Material provided:
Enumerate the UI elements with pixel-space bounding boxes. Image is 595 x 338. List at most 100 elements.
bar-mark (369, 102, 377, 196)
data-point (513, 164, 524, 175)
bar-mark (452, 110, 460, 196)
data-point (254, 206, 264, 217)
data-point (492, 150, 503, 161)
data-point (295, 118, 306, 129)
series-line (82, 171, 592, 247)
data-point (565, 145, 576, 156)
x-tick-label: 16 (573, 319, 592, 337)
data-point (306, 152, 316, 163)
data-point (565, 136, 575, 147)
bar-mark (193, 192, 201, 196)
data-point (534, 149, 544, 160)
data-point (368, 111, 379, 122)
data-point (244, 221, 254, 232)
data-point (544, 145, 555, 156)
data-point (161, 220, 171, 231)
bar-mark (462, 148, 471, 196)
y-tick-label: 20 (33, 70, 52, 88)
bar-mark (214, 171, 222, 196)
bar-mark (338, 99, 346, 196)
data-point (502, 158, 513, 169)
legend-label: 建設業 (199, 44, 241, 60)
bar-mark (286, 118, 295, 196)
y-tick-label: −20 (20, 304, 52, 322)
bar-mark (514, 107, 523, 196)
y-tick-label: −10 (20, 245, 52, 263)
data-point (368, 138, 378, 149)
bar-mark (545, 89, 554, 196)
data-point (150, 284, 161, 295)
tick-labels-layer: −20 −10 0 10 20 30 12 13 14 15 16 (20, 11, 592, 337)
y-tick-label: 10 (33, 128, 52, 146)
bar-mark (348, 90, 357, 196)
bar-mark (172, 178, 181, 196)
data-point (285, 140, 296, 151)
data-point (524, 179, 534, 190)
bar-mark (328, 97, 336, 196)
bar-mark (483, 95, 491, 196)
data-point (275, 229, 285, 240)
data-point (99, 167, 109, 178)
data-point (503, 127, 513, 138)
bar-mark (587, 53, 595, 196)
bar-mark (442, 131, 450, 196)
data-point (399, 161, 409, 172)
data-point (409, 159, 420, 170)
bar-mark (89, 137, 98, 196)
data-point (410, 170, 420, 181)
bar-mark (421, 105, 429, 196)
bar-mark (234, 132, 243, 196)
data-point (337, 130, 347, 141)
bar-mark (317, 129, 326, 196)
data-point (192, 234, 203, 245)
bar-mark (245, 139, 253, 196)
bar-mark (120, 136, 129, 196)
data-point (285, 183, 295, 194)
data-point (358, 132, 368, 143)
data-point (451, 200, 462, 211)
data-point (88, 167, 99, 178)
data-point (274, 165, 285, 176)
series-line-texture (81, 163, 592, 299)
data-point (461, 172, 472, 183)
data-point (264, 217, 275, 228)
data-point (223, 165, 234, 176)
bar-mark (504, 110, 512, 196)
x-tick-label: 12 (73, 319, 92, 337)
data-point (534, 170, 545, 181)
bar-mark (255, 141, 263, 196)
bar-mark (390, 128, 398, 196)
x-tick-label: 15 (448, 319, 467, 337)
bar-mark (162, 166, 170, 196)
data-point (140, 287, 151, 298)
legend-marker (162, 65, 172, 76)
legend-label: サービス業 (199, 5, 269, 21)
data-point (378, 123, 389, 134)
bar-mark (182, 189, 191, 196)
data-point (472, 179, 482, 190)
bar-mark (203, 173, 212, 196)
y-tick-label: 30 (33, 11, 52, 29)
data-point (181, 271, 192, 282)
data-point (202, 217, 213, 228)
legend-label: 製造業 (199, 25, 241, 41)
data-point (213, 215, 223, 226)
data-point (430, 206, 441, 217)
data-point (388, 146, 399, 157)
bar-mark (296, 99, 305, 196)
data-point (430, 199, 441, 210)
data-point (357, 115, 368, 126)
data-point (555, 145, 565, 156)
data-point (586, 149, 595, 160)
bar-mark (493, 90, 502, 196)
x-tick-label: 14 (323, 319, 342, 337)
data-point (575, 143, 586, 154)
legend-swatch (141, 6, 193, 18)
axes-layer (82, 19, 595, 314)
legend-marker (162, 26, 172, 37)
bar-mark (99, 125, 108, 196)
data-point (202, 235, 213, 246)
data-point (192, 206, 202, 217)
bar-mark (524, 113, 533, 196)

Given task: Format the lines above as a JSON list of strings, one string per line, with blank lines omitted.

Exercise answer:
[
  "Enumerate the UI elements with pixel-space bounding boxes. Image is 595 x 338. List at most 100 elements.",
  "bar-mark (369, 102, 377, 196)",
  "data-point (513, 164, 524, 175)",
  "bar-mark (452, 110, 460, 196)",
  "data-point (254, 206, 264, 217)",
  "data-point (492, 150, 503, 161)",
  "data-point (295, 118, 306, 129)",
  "series-line (82, 171, 592, 247)",
  "data-point (565, 145, 576, 156)",
  "x-tick-label: 16 (573, 319, 592, 337)",
  "data-point (306, 152, 316, 163)",
  "data-point (565, 136, 575, 147)",
  "bar-mark (193, 192, 201, 196)",
  "data-point (534, 149, 544, 160)",
  "data-point (368, 111, 379, 122)",
  "data-point (244, 221, 254, 232)",
  "data-point (544, 145, 555, 156)",
  "data-point (161, 220, 171, 231)",
  "bar-mark (462, 148, 471, 196)",
  "y-tick-label: 20 (33, 70, 52, 88)",
  "bar-mark (214, 171, 222, 196)",
  "bar-mark (338, 99, 346, 196)",
  "data-point (502, 158, 513, 169)",
  "legend-label: 建設業 (199, 44, 241, 60)",
  "bar-mark (286, 118, 295, 196)",
  "y-tick-label: −20 (20, 304, 52, 322)",
  "bar-mark (514, 107, 523, 196)",
  "y-tick-label: −10 (20, 245, 52, 263)",
  "data-point (368, 138, 378, 149)",
  "bar-mark (545, 89, 554, 196)",
  "data-point (150, 284, 161, 295)",
  "tick-labels-layer: −20 −10 0 10 20 30 12 13 14 15 16 (20, 11, 592, 337)",
  "y-tick-label: 10 (33, 128, 52, 146)",
  "bar-mark (348, 90, 357, 196)",
  "bar-mark (172, 178, 181, 196)",
  "data-point (285, 140, 296, 151)",
  "data-point (524, 179, 534, 190)",
  "bar-mark (328, 97, 336, 196)",
  "bar-mark (483, 95, 491, 196)",
  "data-point (275, 229, 285, 240)",
  "data-point (99, 167, 109, 178)",
  "data-point (503, 127, 513, 138)",
  "bar-mark (587, 53, 595, 196)",
  "bar-mark (442, 131, 450, 196)",
  "data-point (399, 161, 409, 172)",
  "data-point (409, 159, 420, 170)",
  "bar-mark (89, 137, 98, 196)",
  "data-point (410, 170, 420, 181)",
  "bar-mark (421, 105, 429, 196)",
  "bar-mark (234, 132, 243, 196)",
  "data-point (337, 130, 347, 141)",
  "bar-mark (317, 129, 326, 196)",
  "data-point (192, 234, 203, 245)",
  "bar-mark (245, 139, 253, 196)",
  "bar-mark (120, 136, 129, 196)",
  "data-point (285, 183, 295, 194)",
  "data-point (358, 132, 368, 143)",
  "data-point (451, 200, 462, 211)",
  "data-point (88, 167, 99, 178)",
  "data-point (274, 165, 285, 176)",
  "series-line-texture (81, 163, 592, 299)",
  "data-point (461, 172, 472, 183)",
  "data-point (264, 217, 275, 228)",
  "data-point (223, 165, 234, 176)",
  "bar-mark (504, 110, 512, 196)",
  "x-tick-label: 12 (73, 319, 92, 337)",
  "data-point (534, 170, 545, 181)",
  "bar-mark (255, 141, 263, 196)",
  "bar-mark (390, 128, 398, 196)",
  "x-tick-label: 15 (448, 319, 467, 337)",
  "bar-mark (162, 166, 170, 196)",
  "data-point (140, 287, 151, 298)",
  "legend-marker (162, 65, 172, 76)",
  "legend-label: サービス業 (199, 5, 269, 21)",
  "data-point (378, 123, 389, 134)",
  "bar-mark (182, 189, 191, 196)",
  "data-point (472, 179, 482, 190)",
  "bar-mark (203, 173, 212, 196)",
  "y-tick-label: 30 (33, 11, 52, 29)",
  "data-point (181, 271, 192, 282)",
  "data-point (202, 217, 213, 228)",
  "legend-label: 製造業 (199, 25, 241, 41)",
  "data-point (213, 215, 223, 226)",
  "data-point (430, 206, 441, 217)",
  "data-point (388, 146, 399, 157)",
  "bar-mark (296, 99, 305, 196)",
  "data-point (430, 199, 441, 210)",
  "data-point (357, 115, 368, 126)",
  "data-point (555, 145, 565, 156)",
  "data-point (586, 149, 595, 160)",
  "bar-mark (493, 90, 502, 196)",
  "x-tick-label: 14 (323, 319, 342, 337)",
  "data-point (575, 143, 586, 154)",
  "legend-swatch (141, 6, 193, 18)",
  "axes-layer (82, 19, 595, 314)",
  "legend-marker (162, 26, 172, 37)",
  "bar-mark (99, 125, 108, 196)",
  "data-point (202, 235, 213, 246)",
  "data-point (192, 206, 202, 217)",
  "bar-mark (524, 113, 533, 196)"
]